*Work to do:* Copy out every one of the records below word for word, keeping each line, symbol and number unchanged.

*Dataset content:*
>>>

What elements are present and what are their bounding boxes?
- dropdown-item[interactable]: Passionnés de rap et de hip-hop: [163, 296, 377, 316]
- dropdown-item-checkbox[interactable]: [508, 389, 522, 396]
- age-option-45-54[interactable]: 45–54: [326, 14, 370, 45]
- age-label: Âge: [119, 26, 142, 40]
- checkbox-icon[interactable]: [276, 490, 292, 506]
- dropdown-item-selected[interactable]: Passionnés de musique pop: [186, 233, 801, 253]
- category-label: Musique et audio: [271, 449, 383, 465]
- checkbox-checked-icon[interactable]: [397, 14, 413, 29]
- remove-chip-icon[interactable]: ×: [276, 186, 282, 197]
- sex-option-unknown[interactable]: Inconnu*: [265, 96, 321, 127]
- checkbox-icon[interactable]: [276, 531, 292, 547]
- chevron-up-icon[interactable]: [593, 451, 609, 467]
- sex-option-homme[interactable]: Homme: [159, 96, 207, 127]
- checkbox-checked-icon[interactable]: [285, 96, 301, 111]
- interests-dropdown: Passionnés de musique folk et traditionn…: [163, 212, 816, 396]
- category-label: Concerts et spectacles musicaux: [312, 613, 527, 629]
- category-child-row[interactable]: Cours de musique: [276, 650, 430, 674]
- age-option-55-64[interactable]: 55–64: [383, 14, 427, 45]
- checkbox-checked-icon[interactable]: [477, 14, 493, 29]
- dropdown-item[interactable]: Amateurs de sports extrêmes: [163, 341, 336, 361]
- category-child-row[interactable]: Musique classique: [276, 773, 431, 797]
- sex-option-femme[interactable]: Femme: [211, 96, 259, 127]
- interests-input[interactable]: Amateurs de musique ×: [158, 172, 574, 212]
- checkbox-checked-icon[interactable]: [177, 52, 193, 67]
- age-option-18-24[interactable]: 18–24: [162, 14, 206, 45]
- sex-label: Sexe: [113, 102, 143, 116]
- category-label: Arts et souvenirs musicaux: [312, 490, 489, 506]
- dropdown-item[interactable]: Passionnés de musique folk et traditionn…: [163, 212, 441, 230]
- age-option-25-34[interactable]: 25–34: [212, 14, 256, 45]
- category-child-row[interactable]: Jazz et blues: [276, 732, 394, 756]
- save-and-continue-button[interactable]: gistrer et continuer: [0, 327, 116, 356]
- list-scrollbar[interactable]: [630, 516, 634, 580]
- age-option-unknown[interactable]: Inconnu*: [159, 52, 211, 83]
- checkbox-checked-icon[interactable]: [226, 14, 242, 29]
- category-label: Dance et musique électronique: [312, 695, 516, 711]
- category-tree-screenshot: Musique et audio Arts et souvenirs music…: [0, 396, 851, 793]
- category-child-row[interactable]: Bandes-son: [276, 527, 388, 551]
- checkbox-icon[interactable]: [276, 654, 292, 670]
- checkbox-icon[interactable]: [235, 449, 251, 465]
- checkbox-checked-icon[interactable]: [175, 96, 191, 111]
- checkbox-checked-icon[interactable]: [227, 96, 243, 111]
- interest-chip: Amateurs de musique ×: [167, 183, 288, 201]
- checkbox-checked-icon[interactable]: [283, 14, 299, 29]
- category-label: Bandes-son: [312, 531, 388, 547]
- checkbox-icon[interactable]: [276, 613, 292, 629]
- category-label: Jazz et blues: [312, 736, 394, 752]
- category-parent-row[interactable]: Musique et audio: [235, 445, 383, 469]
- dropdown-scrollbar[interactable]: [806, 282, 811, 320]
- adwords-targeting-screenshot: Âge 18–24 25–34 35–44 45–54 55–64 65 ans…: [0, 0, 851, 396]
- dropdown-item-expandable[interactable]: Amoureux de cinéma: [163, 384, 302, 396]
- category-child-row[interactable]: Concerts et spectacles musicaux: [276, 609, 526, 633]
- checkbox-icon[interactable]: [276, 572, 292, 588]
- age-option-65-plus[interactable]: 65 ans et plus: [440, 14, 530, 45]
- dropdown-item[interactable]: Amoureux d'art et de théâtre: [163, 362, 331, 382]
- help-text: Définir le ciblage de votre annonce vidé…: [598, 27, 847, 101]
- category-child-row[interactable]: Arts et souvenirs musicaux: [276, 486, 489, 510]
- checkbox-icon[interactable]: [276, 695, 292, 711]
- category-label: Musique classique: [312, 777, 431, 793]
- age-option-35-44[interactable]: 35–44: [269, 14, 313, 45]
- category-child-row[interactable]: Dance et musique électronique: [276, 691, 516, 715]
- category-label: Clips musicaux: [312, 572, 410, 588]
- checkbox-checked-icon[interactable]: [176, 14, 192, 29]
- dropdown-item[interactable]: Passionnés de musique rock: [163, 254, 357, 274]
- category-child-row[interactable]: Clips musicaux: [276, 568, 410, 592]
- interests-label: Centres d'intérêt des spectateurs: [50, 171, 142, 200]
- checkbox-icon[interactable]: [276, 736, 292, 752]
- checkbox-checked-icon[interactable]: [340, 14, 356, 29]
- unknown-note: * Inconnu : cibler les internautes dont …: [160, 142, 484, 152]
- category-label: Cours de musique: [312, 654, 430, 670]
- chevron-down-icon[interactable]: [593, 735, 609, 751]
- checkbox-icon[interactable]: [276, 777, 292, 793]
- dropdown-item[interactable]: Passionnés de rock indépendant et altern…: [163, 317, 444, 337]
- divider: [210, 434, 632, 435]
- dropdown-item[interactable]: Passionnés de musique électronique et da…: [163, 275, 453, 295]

<<<

*Solution to the exercise:*
What elements are present and what are their bounding boxes?
- dropdown-item[interactable]: Passionnés de rap et de hip-hop: [163, 296, 377, 316]
- dropdown-item-checkbox[interactable]: [508, 389, 522, 396]
- age-option-45-54[interactable]: 45–54: [326, 14, 370, 45]
- age-label: Âge: [119, 26, 142, 40]
- checkbox-icon[interactable]: [276, 490, 292, 506]
- dropdown-item-selected[interactable]: Passionnés de musique pop: [186, 233, 801, 253]
- category-label: Musique et audio: [271, 449, 383, 465]
- checkbox-checked-icon[interactable]: [397, 14, 413, 29]
- remove-chip-icon[interactable]: ×: [276, 186, 282, 197]
- sex-option-unknown[interactable]: Inconnu*: [265, 96, 321, 127]
- checkbox-icon[interactable]: [276, 531, 292, 547]
- chevron-up-icon[interactable]: [593, 451, 609, 467]
- sex-option-homme[interactable]: Homme: [159, 96, 207, 127]
- checkbox-checked-icon[interactable]: [285, 96, 301, 111]
- interests-dropdown: Passionnés de musique folk et traditionn…: [163, 212, 816, 396]
- category-label: Concerts et spectacles musicaux: [312, 613, 527, 629]
- category-child-row[interactable]: Cours de musique: [276, 650, 430, 674]
- age-option-55-64[interactable]: 55–64: [383, 14, 427, 45]
- checkbox-checked-icon[interactable]: [477, 14, 493, 29]
- dropdown-item[interactable]: Amateurs de sports extrêmes: [163, 341, 336, 361]
- category-child-row[interactable]: Musique classique: [276, 773, 431, 797]
- sex-option-femme[interactable]: Femme: [211, 96, 259, 127]
- interests-input[interactable]: Amateurs de musique ×: [158, 172, 574, 212]
- checkbox-checked-icon[interactable]: [177, 52, 193, 67]
- age-option-18-24[interactable]: 18–24: [162, 14, 206, 45]
- sex-label: Sexe: [113, 102, 143, 116]
- category-label: Arts et souvenirs musicaux: [312, 490, 489, 506]
- dropdown-item[interactable]: Passionnés de musique folk et traditionn…: [163, 212, 441, 230]
- age-option-25-34[interactable]: 25–34: [212, 14, 256, 45]
- category-child-row[interactable]: Jazz et blues: [276, 732, 394, 756]
- save-and-continue-button[interactable]: gistrer et continuer: [0, 327, 116, 356]
- list-scrollbar[interactable]: [630, 516, 634, 580]
- age-option-unknown[interactable]: Inconnu*: [159, 52, 211, 83]
- checkbox-checked-icon[interactable]: [226, 14, 242, 29]
- category-label: Dance et musique électronique: [312, 695, 516, 711]
- category-tree-screenshot: Musique et audio Arts et souvenirs music…: [0, 396, 851, 793]
- category-child-row[interactable]: Bandes-son: [276, 527, 388, 551]
- checkbox-icon[interactable]: [276, 654, 292, 670]
- checkbox-icon[interactable]: [235, 449, 251, 465]
- checkbox-checked-icon[interactable]: [175, 96, 191, 111]
- checkbox-checked-icon[interactable]: [227, 96, 243, 111]
- interest-chip: Amateurs de musique ×: [167, 183, 288, 201]
- checkbox-checked-icon[interactable]: [283, 14, 299, 29]
- category-label: Bandes-son: [312, 531, 388, 547]
- checkbox-icon[interactable]: [276, 613, 292, 629]
- category-label: Jazz et blues: [312, 736, 394, 752]
- category-parent-row[interactable]: Musique et audio: [235, 445, 383, 469]
- dropdown-scrollbar[interactable]: [806, 282, 811, 320]
- adwords-targeting-screenshot: Âge 18–24 25–34 35–44 45–54 55–64 65 ans…: [0, 0, 851, 396]
- dropdown-item-expandable[interactable]: Amoureux de cinéma: [163, 384, 302, 396]
- category-child-row[interactable]: Concerts et spectacles musicaux: [276, 609, 526, 633]
- checkbox-icon[interactable]: [276, 572, 292, 588]
- age-option-65-plus[interactable]: 65 ans et plus: [440, 14, 530, 45]
- dropdown-item[interactable]: Amoureux d'art et de théâtre: [163, 362, 331, 382]
- help-text: Définir le ciblage de votre annonce vidé…: [598, 27, 847, 101]
- category-child-row[interactable]: Arts et souvenirs musicaux: [276, 486, 489, 510]
- checkbox-icon[interactable]: [276, 695, 292, 711]
- category-label: Musique classique: [312, 777, 431, 793]
- age-option-35-44[interactable]: 35–44: [269, 14, 313, 45]
- category-child-row[interactable]: Dance et musique électronique: [276, 691, 516, 715]
- category-label: Clips musicaux: [312, 572, 410, 588]
- checkbox-checked-icon[interactable]: [176, 14, 192, 29]
- dropdown-item[interactable]: Passionnés de musique rock: [163, 254, 357, 274]
- category-child-row[interactable]: Clips musicaux: [276, 568, 410, 592]
- interests-label: Centres d'intérêt des spectateurs: [50, 171, 142, 200]
- checkbox-icon[interactable]: [276, 736, 292, 752]
- checkbox-checked-icon[interactable]: [340, 14, 356, 29]
- unknown-note: * Inconnu : cibler les internautes dont …: [160, 142, 484, 152]
- category-label: Cours de musique: [312, 654, 430, 670]
- chevron-down-icon[interactable]: [593, 735, 609, 751]
- checkbox-icon[interactable]: [276, 777, 292, 793]
- dropdown-item[interactable]: Passionnés de rock indépendant et altern…: [163, 317, 444, 337]
- divider: [210, 434, 632, 435]
- dropdown-item[interactable]: Passionnés de musique électronique et da…: [163, 275, 453, 295]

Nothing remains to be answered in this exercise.